_Record list_:

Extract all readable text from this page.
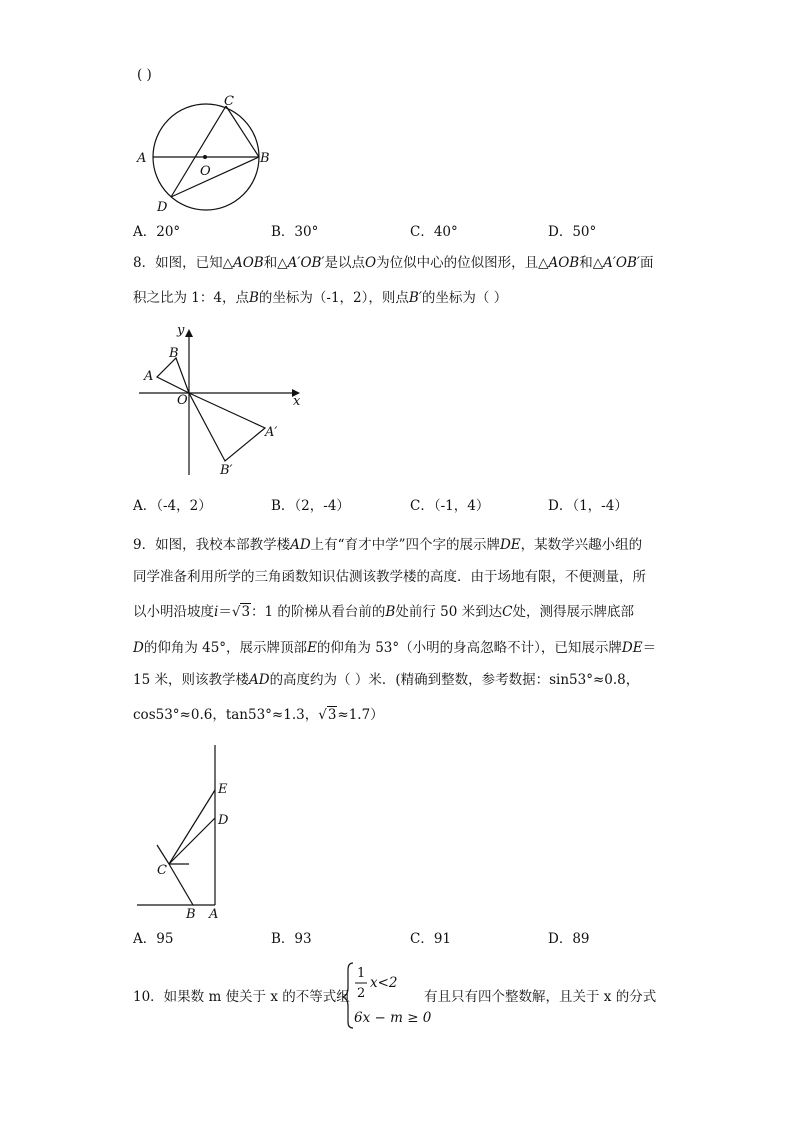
( )
C
A	B
O
D
A．20°	B．30°	C．40°	D．50°
8．如图，已知△AOB和△A′OB′是以点O为位似中心的位似图形，且△AOB和△A′OB′面
积之比为 1：4，点B的坐标为（-1，2），则点B′的坐标为（ ）
y
x
O
A
B
A′
B′
A．（-4，2）	B．（2，-4）	C．（-1，4）	D．（1，-4）
9．如图，我校本部教学楼AD上有“育才中学”四个字的展示牌DE，某数学兴趣小组的
同学准备利用所学的三角函数知识估测该教学楼的高度．由于场地有限，不便测量，所
以小明沿坡度i＝√3：1 的阶梯从看台前的B处前行 50 米到达C处，测得展示牌底部
D的仰角为 45°，展示牌顶部E的仰角为 53°（小明的身高忽略不计），已知展示牌DE＝
15 米，则该教学楼AD的高度约为（ ）米．(精确到整数，参考数据：sin53°≈0.8，
cos53°≈0.6，tan53°≈1.3，√3≈1.7）
E
D
C
B A
A．95	B．93	C．91	D．89
10．如果数 m 使关于 x 的不等式组
1
2
x<2
6x − m ≥ 0
有且只有四个整数解，且关于 x 的分式
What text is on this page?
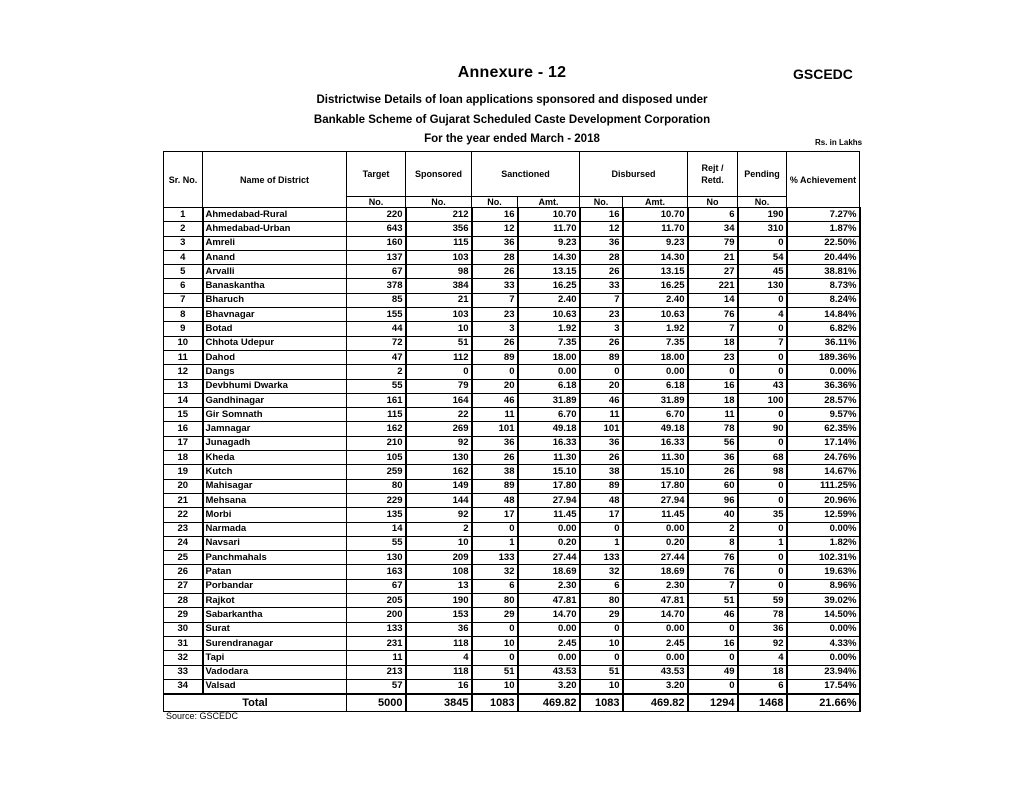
Annexure - 12	GSCEDC
Districtwise Details of loan applications sponsored and disposed under
Bankable Scheme of Gujarat Scheduled Caste Development Corporation
For the year ended March - 2018	Rs. in Lakhs
Sr. No.	Name of District	Target	Sponsored	Sanctioned		Disbursed		Rejt / Retd.	Pending	% Achievement
		No.	No.	No.	Amt.	No.	Amt.	No	No.	
1	Ahmedabad-Rural	220	212	16	10.70	16	10.70	6	190	7.27%
2	Ahmedabad-Urban	643	356	12	11.70	12	11.70	34	310	1.87%
3	Amreli	160	115	36	9.23	36	9.23	79	0	22.50%
4	Anand	137	103	28	14.30	28	14.30	21	54	20.44%
5	Arvalli	67	98	26	13.15	26	13.15	27	45	38.81%
6	Banaskantha	378	384	33	16.25	33	16.25	221	130	8.73%
7	Bharuch	85	21	7	2.40	7	2.40	14	0	8.24%
8	Bhavnagar	155	103	23	10.63	23	10.63	76	4	14.84%
9	Botad	44	10	3	1.92	3	1.92	7	0	6.82%
10	Chhota Udepur	72	51	26	7.35	26	7.35	18	7	36.11%
11	Dahod	47	112	89	18.00	89	18.00	23	0	189.36%
12	Dangs	2	0	0	0.00	0	0.00	0	0	0.00%
13	Devbhumi Dwarka	55	79	20	6.18	20	6.18	16	43	36.36%
14	Gandhinagar	161	164	46	31.89	46	31.89	18	100	28.57%
15	Gir Somnath	115	22	11	6.70	11	6.70	11	0	9.57%
16	Jamnagar	162	269	101	49.18	101	49.18	78	90	62.35%
17	Junagadh	210	92	36	16.33	36	16.33	56	0	17.14%
18	Kheda	105	130	26	11.30	26	11.30	36	68	24.76%
19	Kutch	259	162	38	15.10	38	15.10	26	98	14.67%
20	Mahisagar	80	149	89	17.80	89	17.80	60	0	111.25%
21	Mehsana	229	144	48	27.94	48	27.94	96	0	20.96%
22	Morbi	135	92	17	11.45	17	11.45	40	35	12.59%
23	Narmada	14	2	0	0.00	0	0.00	2	0	0.00%
24	Navsari	55	10	1	0.20	1	0.20	8	1	1.82%
25	Panchmahals	130	209	133	27.44	133	27.44	76	0	102.31%
26	Patan	163	108	32	18.69	32	18.69	76	0	19.63%
27	Porbandar	67	13	6	2.30	6	2.30	7	0	8.96%
28	Rajkot	205	190	80	47.81	80	47.81	51	59	39.02%
29	Sabarkantha	200	153	29	14.70	29	14.70	46	78	14.50%
30	Surat	133	36	0	0.00	0	0.00	0	36	0.00%
31	Surendranagar	231	118	10	2.45	10	2.45	16	92	4.33%
32	Tapi	11	4	0	0.00	0	0.00	0	4	0.00%
33	Vadodara	213	118	51	43.53	51	43.53	49	18	23.94%
34	Valsad	57	16	10	3.20	10	3.20	0	6	17.54%
Total		5000	3845	1083	469.82	1083	469.82	1294	1468	21.66%
Source: GSCEDC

_Exercise details_:
Copy every record above exactly, leaving out any pictures.

_Exercise answer_:
Extract all readable text from this page.
( )
C
A	B
O
D
A．20°	B．30°	C．40°	D．50°
8．如图，已知△AOB和△A′OB′是以点O为位似中心的位似图形，且△AOB和△A′OB′面
积之比为 1：4，点B的坐标为（-1，2），则点B′的坐标为（ ）
y
x
O
A
B
A′
B′
A．（-4，2）	B．（2，-4）	C．（-1，4）	D．（1，-4）
9．如图，我校本部教学楼AD上有“育才中学”四个字的展示牌DE，某数学兴趣小组的
同学准备利用所学的三角函数知识估测该教学楼的高度．由于场地有限，不便测量，所
以小明沿坡度i＝√3：1 的阶梯从看台前的B处前行 50 米到达C处，测得展示牌底部
D的仰角为 45°，展示牌顶部E的仰角为 53°（小明的身高忽略不计），已知展示牌DE＝
15 米，则该教学楼AD的高度约为（ ）米．(精确到整数，参考数据：sin53°≈0.8，
cos53°≈0.6，tan53°≈1.3，√3≈1.7）
E
D
C
B A
A．95	B．93	C．91	D．89
10．如果数 m 使关于 x 的不等式组
1
2
x<2
6x − m ≥ 0
有且只有四个整数解，且关于 x 的分式
What text is on this page?
Annexure - 12	GSCEDC
Districtwise Details of loan applications sponsored and disposed under
Bankable Scheme of Gujarat Scheduled Caste Development Corporation
For the year ended March - 2018	Rs. in Lakhs
Sr. No.	Name of District	Target	Sponsored	Sanctioned		Disbursed		Rejt / Retd.	Pending	% Achievement
		No.	No.	No.	Amt.	No.	Amt.	No	No.	
1	Ahmedabad-Rural	220	212	16	10.70	16	10.70	6	190	7.27%
2	Ahmedabad-Urban	643	356	12	11.70	12	11.70	34	310	1.87%
3	Amreli	160	115	36	9.23	36	9.23	79	0	22.50%
4	Anand	137	103	28	14.30	28	14.30	21	54	20.44%
5	Arvalli	67	98	26	13.15	26	13.15	27	45	38.81%
6	Banaskantha	378	384	33	16.25	33	16.25	221	130	8.73%
7	Bharuch	85	21	7	2.40	7	2.40	14	0	8.24%
8	Bhavnagar	155	103	23	10.63	23	10.63	76	4	14.84%
9	Botad	44	10	3	1.92	3	1.92	7	0	6.82%
10	Chhota Udepur	72	51	26	7.35	26	7.35	18	7	36.11%
11	Dahod	47	112	89	18.00	89	18.00	23	0	189.36%
12	Dangs	2	0	0	0.00	0	0.00	0	0	0.00%
13	Devbhumi Dwarka	55	79	20	6.18	20	6.18	16	43	36.36%
14	Gandhinagar	161	164	46	31.89	46	31.89	18	100	28.57%
15	Gir Somnath	115	22	11	6.70	11	6.70	11	0	9.57%
16	Jamnagar	162	269	101	49.18	101	49.18	78	90	62.35%
17	Junagadh	210	92	36	16.33	36	16.33	56	0	17.14%
18	Kheda	105	130	26	11.30	26	11.30	36	68	24.76%
19	Kutch	259	162	38	15.10	38	15.10	26	98	14.67%
20	Mahisagar	80	149	89	17.80	89	17.80	60	0	111.25%
21	Mehsana	229	144	48	27.94	48	27.94	96	0	20.96%
22	Morbi	135	92	17	11.45	17	11.45	40	35	12.59%
23	Narmada	14	2	0	0.00	0	0.00	2	0	0.00%
24	Navsari	55	10	1	0.20	1	0.20	8	1	1.82%
25	Panchmahals	130	209	133	27.44	133	27.44	76	0	102.31%
26	Patan	163	108	32	18.69	32	18.69	76	0	19.63%
27	Porbandar	67	13	6	2.30	6	2.30	7	0	8.96%
28	Rajkot	205	190	80	47.81	80	47.81	51	59	39.02%
29	Sabarkantha	200	153	29	14.70	29	14.70	46	78	14.50%
30	Surat	133	36	0	0.00	0	0.00	0	36	0.00%
31	Surendranagar	231	118	10	2.45	10	2.45	16	92	4.33%
32	Tapi	11	4	0	0.00	0	0.00	0	4	0.00%
33	Vadodara	213	118	51	43.53	51	43.53	49	18	23.94%
34	Valsad	57	16	10	3.20	10	3.20	0	6	17.54%
Total		5000	3845	1083	469.82	1083	469.82	1294	1468	21.66%
Source: GSCEDC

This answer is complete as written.